Copy all entries without alteration and skip the pictures they hold.

## start LISTED ENTRIES

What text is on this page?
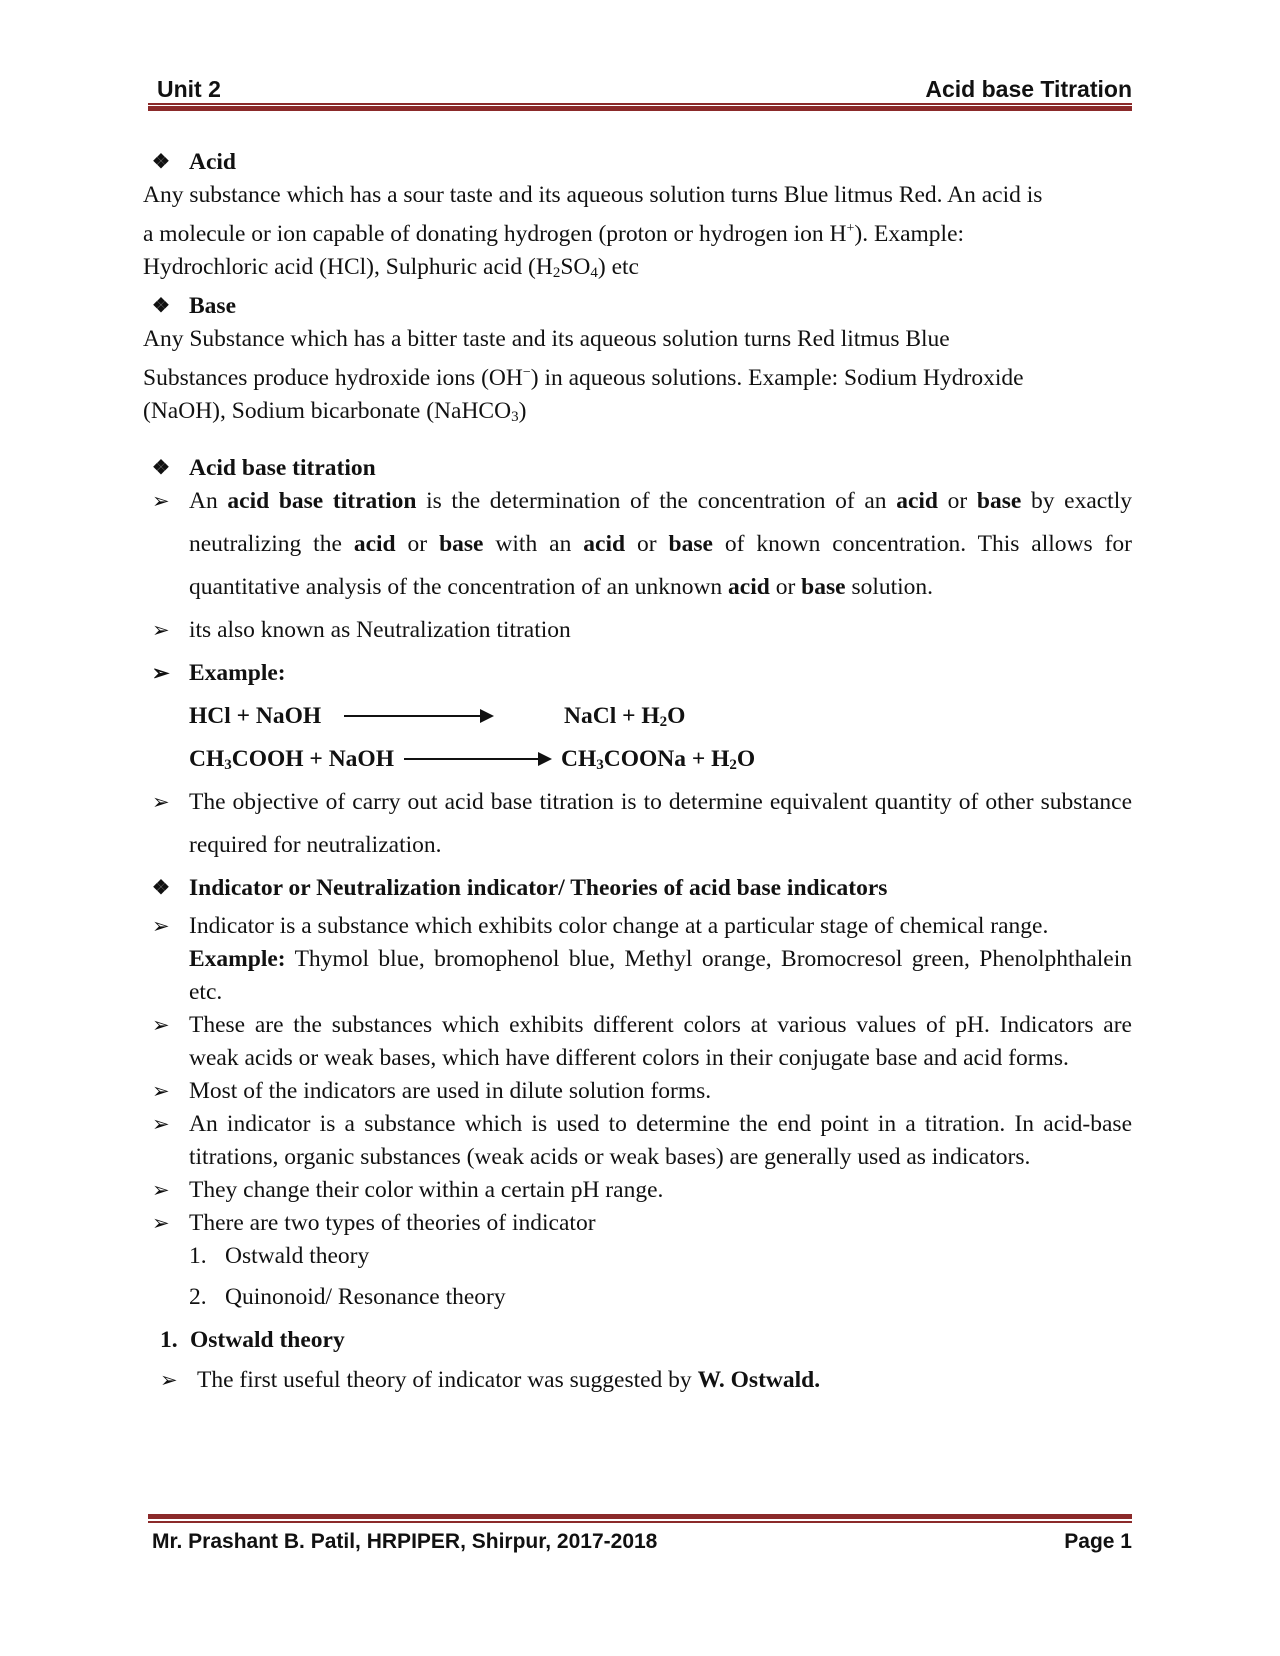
Unit 2	Acid base Titration

❖ Acid

Any substance which has a sour taste and its aqueous solution turns Blue litmus Red. An acid is
a molecule or ion capable of donating hydrogen (proton or hydrogen ion H+). Example:
Hydrochloric acid (HCl), Sulphuric acid $(H_2SO_4)$ etc

❖ Base

Any Substance which has a bitter taste and its aqueous solution turns Red litmus Blue
Substances produce hydroxide ions (OH−) in aqueous solutions. Example: Sodium Hydroxide
(NaOH), Sodium bicarbonate (NaHCO$_3$)

❖ Acid base titration

➢ An acid base titration is the determination of the concentration of an acid or base by exactly neutralizing the acid or base with an acid or base of known concentration. This allows for quantitative analysis of the concentration of an unknown acid or base solution.

➢ its also known as Neutralization titration

➢ Example:

HCl + NaOH	NaCl + $H_2O$
$CH_3COOH$ + NaOH	$CH_3COONa + H_2O$

➢ The objective of carry out acid base titration is to determine equivalent quantity of other substance required for neutralization.

❖ Indicator or Neutralization indicator/ Theories of acid base indicators

➢ Indicator is a substance which exhibits color change at a particular stage of chemical range.
Example: Thymol blue, bromophenol blue, Methyl orange, Bromocresol green, Phenolphthalein etc.

➢ These are the substances which exhibits different colors at various values of pH. Indicators are weak acids or weak bases, which have different colors in their conjugate base and acid forms.

➢ Most of the indicators are used in dilute solution forms.

➢ An indicator is a substance which is used to determine the end point in a titration. In acid-base titrations, organic substances (weak acids or weak bases) are generally used as indicators.

➢ They change their color within a certain pH range.

➢ There are two types of theories of indicator

1. Ostwald theory

2. Quinonoid/ Resonance theory

1. Ostwald theory

➢ The first useful theory of indicator was suggested by W. Ostwald.

Mr. Prashant B. Patil, HRPIPER, Shirpur, 2017-2018	Page 1
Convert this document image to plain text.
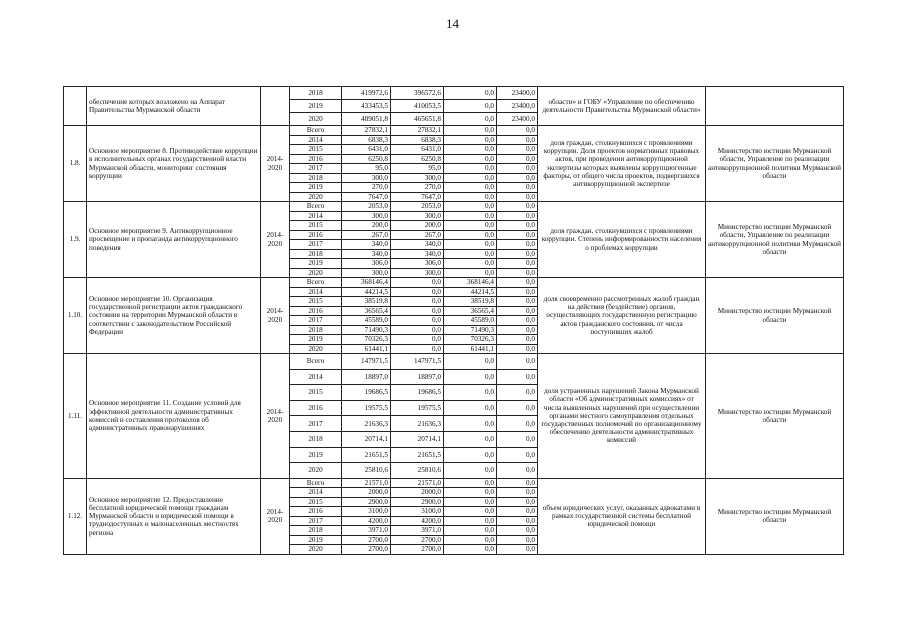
14
	обеспечение которых возложено на Аппарат Правительства Мурманской области		2018	419972,6	396572,6	0,0	23400,0	области» и ГОБУ «Управление по обеспечению деятельности Правительства Мурманской области»	
			2019	433453,5	410053,5	0,0	23400,0		
			2020	489051,8	465651,8	0,0	23400,0		
1.8.	Основное мероприятие 8. Противодействие коррупции в исполнительных органах государственной власти Мурманской области, мониторинг состояния коррупции	2014-2020	Всего	27832,1	27832,1	0,0	0,0	доля граждан, столкнувшихся с проявлениями коррупции. Доля проектов нормативных правовых актов, при проведении антикоррупционной экспертизы которых выявлены коррупциогенные факторы, от общего числа проектов, подвергшихся антикоррупционной экспертизе	Министерство юстиции Мурманской области, Управление по реализации антикоррупционной политики Мурманской области
			2014	6838,3	6838,3	0,0	0,0		
			2015	6431,0	6431,0	0,0	0,0		
			2016	6250,8	6250,8	0,0	0,0		
			2017	95,0	95,0	0,0	0,0		
			2018	300,0	300,0	0,0	0,0		
			2019	270,0	270,0	0,0	0,0		
			2020	7647,0	7647,0	0,0	0,0		
1.9.	Основное мероприятие 9. Антикоррупционное просвещение и пропаганда антикоррупционного поведения	2014-2020	Всего	2053,0	2053,0	0,0	0,0	доля граждан, столкнувшихся с проявлениями коррупции. Степень информированности населения о проблемах коррупции	Министерство юстиции Мурманской области, Управление по реализации антикоррупционной политики Мурманской области
			2014	300,0	300,0	0,0	0,0		
			2015	200,0	200,0	0,0	0,0		
			2016	267,0	267,0	0,0	0,0		
			2017	340,0	340,0	0,0	0,0		
			2018	340,0	340,0	0,0	0,0		
			2019	306,0	306,0	0,0	0,0		
			2020	300,0	300,0	0,0	0,0		
1.10.	Основное мероприятие 10. Организация государственной регистрации актов гражданского состояния на территории Мурманской области в соответствии с законодательством Российской Федерации	2014-2020	Всего	368146,4	0,0	368146,4	0,0	доля своевременно рассмотренных жалоб граждан на действия (бездействие) органов, осуществляющих государственную регистрацию актов гражданского состояния, от числа поступивших жалоб	Министерство юстиции Мурманской области
			2014	44214,5	0,0	44214,5	0,0		
			2015	38519,8	0,0	38519,8	0,0		
			2016	36565,4	0,0	36565,4	0,0		
			2017	45589,0	0,0	45589,0	0,0		
			2018	71490,3	0,0	71490,3	0,0		
			2019	70326,3	0,0	70326,3	0,0		
			2020	61441,1	0,0	61441,1	0,0		
1.11.	Основное мероприятие 11. Создание условий для эффективной деятельности административных комиссий и составления протоколов об административных правонарушениях	2014-2020	Всего	147971,5	147971,5	0,0	0,0	доля устраненных нарушений Закона Мурманской области «Об административных комиссиях» от числа выявленных нарушений при осуществлении органами местного самоуправления отдельных государственных полномочий по организационному обеспечению деятельности административных комиссий	Министерство юстиции Мурманской области
			2014	18897,0	18897,0	0,0	0,0		
			2015	19686,5	19686,5	0,0	0,0		
			2016	19575,5	19575,5	0,0	0,0		
			2017	21636,3	21636,3	0,0	0,0		
			2018	20714,1	20714,1	0,0	0,0		
			2019	21651,5	21651,5	0,0	0,0		
			2020	25810,6	25810,6	0,0	0,0		
1.12.	Основное мероприятие 12. Предоставление бесплатной юридической помощи гражданам Мурманской области и юридической помощи в труднодоступных и малонаселенных местностях региона	2014-2020	Всего	21571,0	21571,0	0,0	0,0	объем юридических услуг, оказанных адвокатами в рамках государственной системы бесплатной юридической помощи	Министерство юстиции Мурманской области
			2014	2000,0	2000,0	0,0	0,0		
			2015	2900,0	2900,0	0,0	0,0		
			2016	3100,0	3100,0	0,0	0,0		
			2017	4200,0	4200,0	0,0	0,0		
			2018	3971,0	3971,0	0,0	0,0		
			2019	2700,0	2700,0	0,0	0,0		
			2020	2700,0	2700,0	0,0	0,0		
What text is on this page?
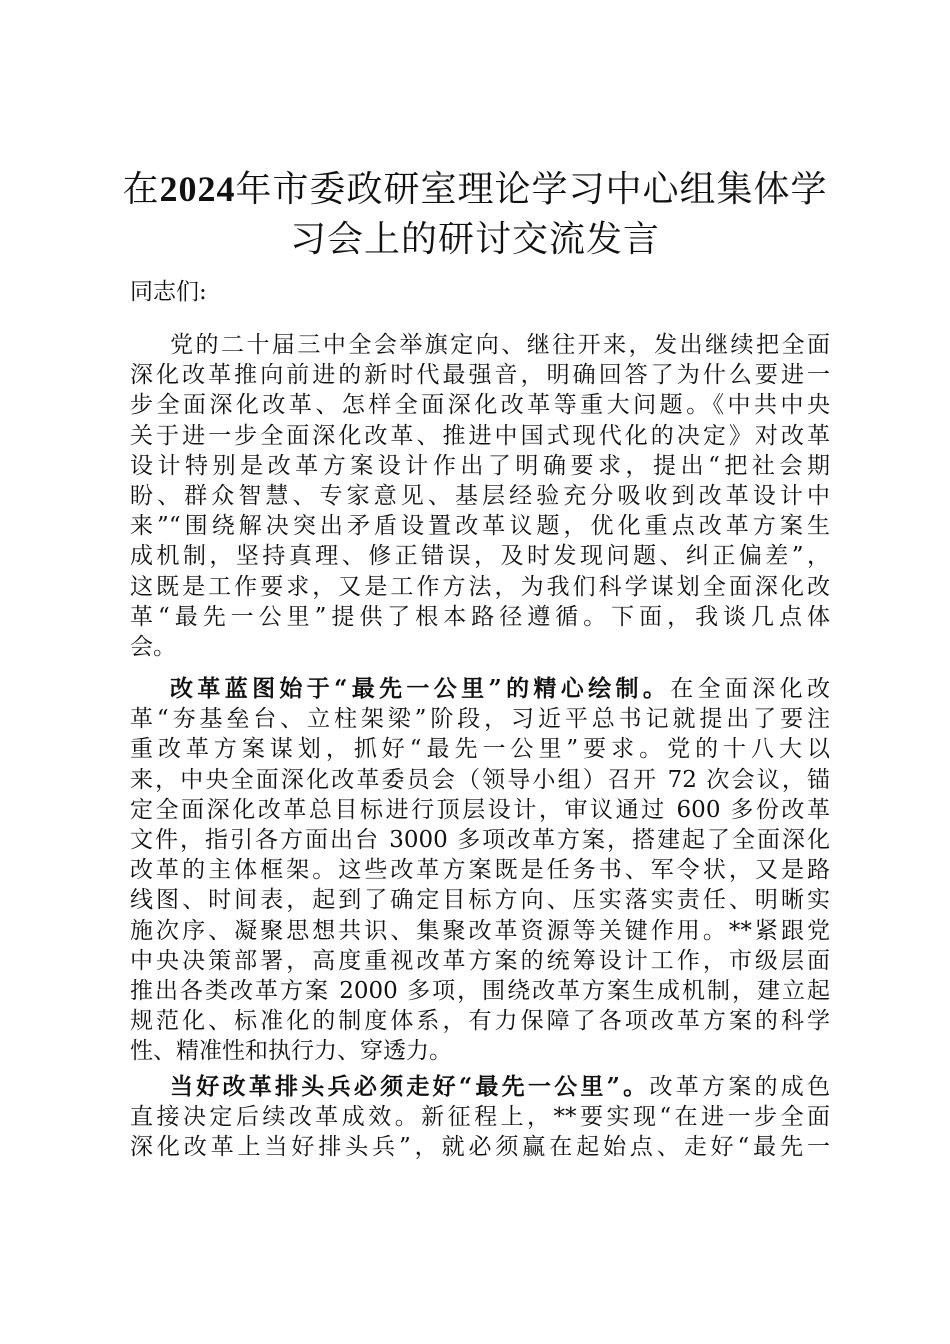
在2024年市委政研室理论学习中心组集体学
习会上的研讨交流发言

同志们:

党的二十届三中全会举旗定向、继往开来，发出继续把全面
深化改革推向前进的新时代最强音，明确回答了为什么要进一
步全面深化改革、怎样全面深化改革等重大问题。《中共中央
关于进一步全面深化改革、推进中国式现代化的决定》对改革
设计特别是改革方案设计作出了明确要求，提出“把社会期
盼、群众智慧、专家意见、基层经验充分吸收到改革设计中
来”“围绕解决突出矛盾设置改革议题，优化重点改革方案生
成机制，坚持真理、修正错误，及时发现问题、纠正偏差”，
这既是工作要求，又是工作方法，为我们科学谋划全面深化改
革“最先一公里”提供了根本路径遵循。下面，我谈几点体
会。
改革蓝图始于“最先一公里”的精心绘制。在全面深化改
革“夯基垒台、立柱架梁”阶段，习近平总书记就提出了要注
重改革方案谋划，抓好“最先一公里”要求。党的十八大以
来，中央全面深化改革委员会（领导小组）召开 72 次会议，锚
定全面深化改革总目标进行顶层设计，审议通过 600 多份改革
文件，指引各方面出台 3000 多项改革方案，搭建起了全面深化
改革的主体框架。这些改革方案既是任务书、军令状，又是路
线图、时间表，起到了确定目标方向、压实落实责任、明晰实
施次序、凝聚思想共识、集聚改革资源等关键作用。**紧跟党
中央决策部署，高度重视改革方案的统筹设计工作，市级层面
推出各类改革方案 2000 多项，围绕改革方案生成机制，建立起
规范化、标准化的制度体系，有力保障了各项改革方案的科学
性、精准性和执行力、穿透力。
当好改革排头兵必须走好“最先一公里”。改革方案的成色
直接决定后续改革成效。新征程上，**要实现“在进一步全面
深化改革上当好排头兵”，就必须赢在起始点、走好“最先一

## end LISTED ENTRIES

== OUTPUT FOR THIS TASK ==
What text is on this page?
Unit 2	Acid base Titration

❖ Acid

Any substance which has a sour taste and its aqueous solution turns Blue litmus Red. An acid is
a molecule or ion capable of donating hydrogen (proton or hydrogen ion H+). Example:
Hydrochloric acid (HCl), Sulphuric acid $(H_2SO_4)$ etc

❖ Base

Any Substance which has a bitter taste and its aqueous solution turns Red litmus Blue
Substances produce hydroxide ions (OH−) in aqueous solutions. Example: Sodium Hydroxide
(NaOH), Sodium bicarbonate (NaHCO$_3$)

❖ Acid base titration

➢ An acid base titration is the determination of the concentration of an acid or base by exactly neutralizing the acid or base with an acid or base of known concentration. This allows for quantitative analysis of the concentration of an unknown acid or base solution.

➢ its also known as Neutralization titration

➢ Example:

HCl + NaOH	NaCl + $H_2O$
$CH_3COOH$ + NaOH	$CH_3COONa + H_2O$

➢ The objective of carry out acid base titration is to determine equivalent quantity of other substance required for neutralization.

❖ Indicator or Neutralization indicator/ Theories of acid base indicators

➢ Indicator is a substance which exhibits color change at a particular stage of chemical range.
Example: Thymol blue, bromophenol blue, Methyl orange, Bromocresol green, Phenolphthalein etc.

➢ These are the substances which exhibits different colors at various values of pH. Indicators are weak acids or weak bases, which have different colors in their conjugate base and acid forms.

➢ Most of the indicators are used in dilute solution forms.

➢ An indicator is a substance which is used to determine the end point in a titration. In acid-base titrations, organic substances (weak acids or weak bases) are generally used as indicators.

➢ They change their color within a certain pH range.

➢ There are two types of theories of indicator

1. Ostwald theory

2. Quinonoid/ Resonance theory

1. Ostwald theory

➢ The first useful theory of indicator was suggested by W. Ostwald.

Mr. Prashant B. Patil, HRPIPER, Shirpur, 2017-2018	Page 1
Convert this document image to plain text.
14
	обеспечение которых возложено на Аппарат Правительства Мурманской области		2018	419972,6	396572,6	0,0	23400,0	области» и ГОБУ «Управление по обеспечению деятельности Правительства Мурманской области»	
			2019	433453,5	410053,5	0,0	23400,0		
			2020	489051,8	465651,8	0,0	23400,0		
1.8.	Основное мероприятие 8. Противодействие коррупции в исполнительных органах государственной власти Мурманской области, мониторинг состояния коррупции	2014-2020	Всего	27832,1	27832,1	0,0	0,0	доля граждан, столкнувшихся с проявлениями коррупции. Доля проектов нормативных правовых актов, при проведении антикоррупционной экспертизы которых выявлены коррупциогенные факторы, от общего числа проектов, подвергшихся антикоррупционной экспертизе	Министерство юстиции Мурманской области, Управление по реализации антикоррупционной политики Мурманской области
			2014	6838,3	6838,3	0,0	0,0		
			2015	6431,0	6431,0	0,0	0,0		
			2016	6250,8	6250,8	0,0	0,0		
			2017	95,0	95,0	0,0	0,0		
			2018	300,0	300,0	0,0	0,0		
			2019	270,0	270,0	0,0	0,0		
			2020	7647,0	7647,0	0,0	0,0		
1.9.	Основное мероприятие 9. Антикоррупционное просвещение и пропаганда антикоррупционного поведения	2014-2020	Всего	2053,0	2053,0	0,0	0,0	доля граждан, столкнувшихся с проявлениями коррупции. Степень информированности населения о проблемах коррупции	Министерство юстиции Мурманской области, Управление по реализации антикоррупционной политики Мурманской области
			2014	300,0	300,0	0,0	0,0		
			2015	200,0	200,0	0,0	0,0		
			2016	267,0	267,0	0,0	0,0		
			2017	340,0	340,0	0,0	0,0		
			2018	340,0	340,0	0,0	0,0		
			2019	306,0	306,0	0,0	0,0		
			2020	300,0	300,0	0,0	0,0		
1.10.	Основное мероприятие 10. Организация государственной регистрации актов гражданского состояния на территории Мурманской области в соответствии с законодательством Российской Федерации	2014-2020	Всего	368146,4	0,0	368146,4	0,0	доля своевременно рассмотренных жалоб граждан на действия (бездействие) органов, осуществляющих государственную регистрацию актов гражданского состояния, от числа поступивших жалоб	Министерство юстиции Мурманской области
			2014	44214,5	0,0	44214,5	0,0		
			2015	38519,8	0,0	38519,8	0,0		
			2016	36565,4	0,0	36565,4	0,0		
			2017	45589,0	0,0	45589,0	0,0		
			2018	71490,3	0,0	71490,3	0,0		
			2019	70326,3	0,0	70326,3	0,0		
			2020	61441,1	0,0	61441,1	0,0		
1.11.	Основное мероприятие 11. Создание условий для эффективной деятельности административных комиссий и составления протоколов об административных правонарушениях	2014-2020	Всего	147971,5	147971,5	0,0	0,0	доля устраненных нарушений Закона Мурманской области «Об административных комиссиях» от числа выявленных нарушений при осуществлении органами местного самоуправления отдельных государственных полномочий по организационному обеспечению деятельности административных комиссий	Министерство юстиции Мурманской области
			2014	18897,0	18897,0	0,0	0,0		
			2015	19686,5	19686,5	0,0	0,0		
			2016	19575,5	19575,5	0,0	0,0		
			2017	21636,3	21636,3	0,0	0,0		
			2018	20714,1	20714,1	0,0	0,0		
			2019	21651,5	21651,5	0,0	0,0		
			2020	25810,6	25810,6	0,0	0,0		
1.12.	Основное мероприятие 12. Предоставление бесплатной юридической помощи гражданам Мурманской области и юридической помощи в труднодоступных и малонаселенных местностях региона	2014-2020	Всего	21571,0	21571,0	0,0	0,0	объем юридических услуг, оказанных адвокатами в рамках государственной системы бесплатной юридической помощи	Министерство юстиции Мурманской области
			2014	2000,0	2000,0	0,0	0,0		
			2015	2900,0	2900,0	0,0	0,0		
			2016	3100,0	3100,0	0,0	0,0		
			2017	4200,0	4200,0	0,0	0,0		
			2018	3971,0	3971,0	0,0	0,0		
			2019	2700,0	2700,0	0,0	0,0		
			2020	2700,0	2700,0	0,0	0,0		
What text is on this page?
在2024年市委政研室理论学习中心组集体学
习会上的研讨交流发言

同志们:

党的二十届三中全会举旗定向、继往开来，发出继续把全面
深化改革推向前进的新时代最强音，明确回答了为什么要进一
步全面深化改革、怎样全面深化改革等重大问题。《中共中央
关于进一步全面深化改革、推进中国式现代化的决定》对改革
设计特别是改革方案设计作出了明确要求，提出“把社会期
盼、群众智慧、专家意见、基层经验充分吸收到改革设计中
来”“围绕解决突出矛盾设置改革议题，优化重点改革方案生
成机制，坚持真理、修正错误，及时发现问题、纠正偏差”，
这既是工作要求，又是工作方法，为我们科学谋划全面深化改
革“最先一公里”提供了根本路径遵循。下面，我谈几点体
会。
改革蓝图始于“最先一公里”的精心绘制。在全面深化改
革“夯基垒台、立柱架梁”阶段，习近平总书记就提出了要注
重改革方案谋划，抓好“最先一公里”要求。党的十八大以
来，中央全面深化改革委员会（领导小组）召开 72 次会议，锚
定全面深化改革总目标进行顶层设计，审议通过 600 多份改革
文件，指引各方面出台 3000 多项改革方案，搭建起了全面深化
改革的主体框架。这些改革方案既是任务书、军令状，又是路
线图、时间表，起到了确定目标方向、压实落实责任、明晰实
施次序、凝聚思想共识、集聚改革资源等关键作用。**紧跟党
中央决策部署，高度重视改革方案的统筹设计工作，市级层面
推出各类改革方案 2000 多项，围绕改革方案生成机制，建立起
规范化、标准化的制度体系，有力保障了各项改革方案的科学
性、精准性和执行力、穿透力。
当好改革排头兵必须走好“最先一公里”。改革方案的成色
直接决定后续改革成效。新征程上，**要实现“在进一步全面
深化改革上当好排头兵”，就必须赢在起始点、走好“最先一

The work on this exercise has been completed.